---- Material
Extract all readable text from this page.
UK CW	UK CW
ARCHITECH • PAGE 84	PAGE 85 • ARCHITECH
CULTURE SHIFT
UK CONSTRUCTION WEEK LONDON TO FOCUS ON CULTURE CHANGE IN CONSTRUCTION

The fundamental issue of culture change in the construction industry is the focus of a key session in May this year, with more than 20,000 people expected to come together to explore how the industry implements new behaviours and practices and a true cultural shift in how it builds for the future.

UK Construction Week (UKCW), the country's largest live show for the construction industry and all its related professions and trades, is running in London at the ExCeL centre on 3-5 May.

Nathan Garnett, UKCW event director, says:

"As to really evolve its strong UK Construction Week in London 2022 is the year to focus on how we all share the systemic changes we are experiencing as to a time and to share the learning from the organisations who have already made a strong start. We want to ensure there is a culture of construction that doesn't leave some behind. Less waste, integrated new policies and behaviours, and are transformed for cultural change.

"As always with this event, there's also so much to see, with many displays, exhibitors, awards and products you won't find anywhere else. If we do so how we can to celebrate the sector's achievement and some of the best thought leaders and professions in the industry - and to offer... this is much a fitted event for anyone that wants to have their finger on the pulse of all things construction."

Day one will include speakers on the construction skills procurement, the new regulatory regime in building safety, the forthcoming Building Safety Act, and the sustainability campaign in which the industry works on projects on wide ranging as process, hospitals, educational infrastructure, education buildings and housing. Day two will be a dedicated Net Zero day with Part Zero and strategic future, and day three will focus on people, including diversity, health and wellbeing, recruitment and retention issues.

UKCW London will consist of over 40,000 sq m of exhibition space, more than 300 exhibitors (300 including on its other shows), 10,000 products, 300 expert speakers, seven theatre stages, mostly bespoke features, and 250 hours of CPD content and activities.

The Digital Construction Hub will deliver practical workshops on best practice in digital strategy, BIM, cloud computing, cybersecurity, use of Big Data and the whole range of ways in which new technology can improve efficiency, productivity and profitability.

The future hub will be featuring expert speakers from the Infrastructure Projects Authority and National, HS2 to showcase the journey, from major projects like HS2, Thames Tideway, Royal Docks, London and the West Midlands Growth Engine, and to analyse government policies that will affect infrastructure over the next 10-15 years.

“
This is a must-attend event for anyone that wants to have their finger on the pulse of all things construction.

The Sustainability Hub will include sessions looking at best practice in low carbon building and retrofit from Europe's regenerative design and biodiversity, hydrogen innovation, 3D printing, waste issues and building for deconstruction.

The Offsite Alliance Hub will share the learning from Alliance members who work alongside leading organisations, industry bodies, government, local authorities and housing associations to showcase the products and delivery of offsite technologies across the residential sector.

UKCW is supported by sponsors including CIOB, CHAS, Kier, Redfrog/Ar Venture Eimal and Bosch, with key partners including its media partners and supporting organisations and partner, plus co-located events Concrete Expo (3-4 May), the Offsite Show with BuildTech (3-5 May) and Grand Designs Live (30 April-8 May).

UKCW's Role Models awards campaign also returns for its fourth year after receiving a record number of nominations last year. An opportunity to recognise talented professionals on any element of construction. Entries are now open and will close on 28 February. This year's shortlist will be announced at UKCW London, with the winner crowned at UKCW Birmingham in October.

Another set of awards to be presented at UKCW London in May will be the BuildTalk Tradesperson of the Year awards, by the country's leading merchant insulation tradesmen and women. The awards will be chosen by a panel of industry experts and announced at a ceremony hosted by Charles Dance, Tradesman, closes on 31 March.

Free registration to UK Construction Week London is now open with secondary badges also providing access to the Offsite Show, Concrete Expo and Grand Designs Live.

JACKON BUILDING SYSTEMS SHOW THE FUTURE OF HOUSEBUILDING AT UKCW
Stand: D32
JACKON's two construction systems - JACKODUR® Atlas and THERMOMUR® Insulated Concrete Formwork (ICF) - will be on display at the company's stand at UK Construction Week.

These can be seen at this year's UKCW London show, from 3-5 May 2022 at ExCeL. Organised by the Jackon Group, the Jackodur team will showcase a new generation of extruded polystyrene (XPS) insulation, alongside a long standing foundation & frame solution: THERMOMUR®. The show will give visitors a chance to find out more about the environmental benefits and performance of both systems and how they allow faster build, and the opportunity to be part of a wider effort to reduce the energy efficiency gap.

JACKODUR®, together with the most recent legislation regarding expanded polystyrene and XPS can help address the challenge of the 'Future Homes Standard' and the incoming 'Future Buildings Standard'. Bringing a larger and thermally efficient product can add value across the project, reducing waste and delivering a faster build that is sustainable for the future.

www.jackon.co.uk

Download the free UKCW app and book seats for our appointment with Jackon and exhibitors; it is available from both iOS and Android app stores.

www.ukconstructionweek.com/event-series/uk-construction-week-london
--------
§ **Exercise instructions**
Each entry is to be returned in full, character for character.

§ **Solution for this problem**
Extract all readable text from this page.
UK CW	UK CW
ARCHITECH • PAGE 84	PAGE 85 • ARCHITECH
CULTURE SHIFT
UK CONSTRUCTION WEEK LONDON TO FOCUS ON CULTURE CHANGE IN CONSTRUCTION

The fundamental issue of culture change in the construction industry is the focus of a key session in May this year, with more than 20,000 people expected to come together to explore how the industry implements new behaviours and practices and a true cultural shift in how it builds for the future.

UK Construction Week (UKCW), the country's largest live show for the construction industry and all its related professions and trades, is running in London at the ExCeL centre on 3-5 May.

Nathan Garnett, UKCW event director, says:

"As to really evolve its strong UK Construction Week in London 2022 is the year to focus on how we all share the systemic changes we are experiencing as to a time and to share the learning from the organisations who have already made a strong start. We want to ensure there is a culture of construction that doesn't leave some behind. Less waste, integrated new policies and behaviours, and are transformed for cultural change.

"As always with this event, there's also so much to see, with many displays, exhibitors, awards and products you won't find anywhere else. If we do so how we can to celebrate the sector's achievement and some of the best thought leaders and professions in the industry - and to offer... this is much a fitted event for anyone that wants to have their finger on the pulse of all things construction."

Day one will include speakers on the construction skills procurement, the new regulatory regime in building safety, the forthcoming Building Safety Act, and the sustainability campaign in which the industry works on projects on wide ranging as process, hospitals, educational infrastructure, education buildings and housing. Day two will be a dedicated Net Zero day with Part Zero and strategic future, and day three will focus on people, including diversity, health and wellbeing, recruitment and retention issues.

UKCW London will consist of over 40,000 sq m of exhibition space, more than 300 exhibitors (300 including on its other shows), 10,000 products, 300 expert speakers, seven theatre stages, mostly bespoke features, and 250 hours of CPD content and activities.

The Digital Construction Hub will deliver practical workshops on best practice in digital strategy, BIM, cloud computing, cybersecurity, use of Big Data and the whole range of ways in which new technology can improve efficiency, productivity and profitability.

The future hub will be featuring expert speakers from the Infrastructure Projects Authority and National, HS2 to showcase the journey, from major projects like HS2, Thames Tideway, Royal Docks, London and the West Midlands Growth Engine, and to analyse government policies that will affect infrastructure over the next 10-15 years.

“
This is a must-attend event for anyone that wants to have their finger on the pulse of all things construction.

The Sustainability Hub will include sessions looking at best practice in low carbon building and retrofit from Europe's regenerative design and biodiversity, hydrogen innovation, 3D printing, waste issues and building for deconstruction.

The Offsite Alliance Hub will share the learning from Alliance members who work alongside leading organisations, industry bodies, government, local authorities and housing associations to showcase the products and delivery of offsite technologies across the residential sector.

UKCW is supported by sponsors including CIOB, CHAS, Kier, Redfrog/Ar Venture Eimal and Bosch, with key partners including its media partners and supporting organisations and partner, plus co-located events Concrete Expo (3-4 May), the Offsite Show with BuildTech (3-5 May) and Grand Designs Live (30 April-8 May).

UKCW's Role Models awards campaign also returns for its fourth year after receiving a record number of nominations last year. An opportunity to recognise talented professionals on any element of construction. Entries are now open and will close on 28 February. This year's shortlist will be announced at UKCW London, with the winner crowned at UKCW Birmingham in October.

Another set of awards to be presented at UKCW London in May will be the BuildTalk Tradesperson of the Year awards, by the country's leading merchant insulation tradesmen and women. The awards will be chosen by a panel of industry experts and announced at a ceremony hosted by Charles Dance, Tradesman, closes on 31 March.

Free registration to UK Construction Week London is now open with secondary badges also providing access to the Offsite Show, Concrete Expo and Grand Designs Live.

JACKON BUILDING SYSTEMS SHOW THE FUTURE OF HOUSEBUILDING AT UKCW
Stand: D32
JACKON's two construction systems - JACKODUR® Atlas and THERMOMUR® Insulated Concrete Formwork (ICF) - will be on display at the company's stand at UK Construction Week.

These can be seen at this year's UKCW London show, from 3-5 May 2022 at ExCeL. Organised by the Jackon Group, the Jackodur team will showcase a new generation of extruded polystyrene (XPS) insulation, alongside a long standing foundation & frame solution: THERMOMUR®. The show will give visitors a chance to find out more about the environmental benefits and performance of both systems and how they allow faster build, and the opportunity to be part of a wider effort to reduce the energy efficiency gap.

JACKODUR®, together with the most recent legislation regarding expanded polystyrene and XPS can help address the challenge of the 'Future Homes Standard' and the incoming 'Future Buildings Standard'. Bringing a larger and thermally efficient product can add value across the project, reducing waste and delivering a faster build that is sustainable for the future.

www.jackon.co.uk

Download the free UKCW app and book seats for our appointment with Jackon and exhibitors; it is available from both iOS and Android app stores.

www.ukconstructionweek.com/event-series/uk-construction-week-london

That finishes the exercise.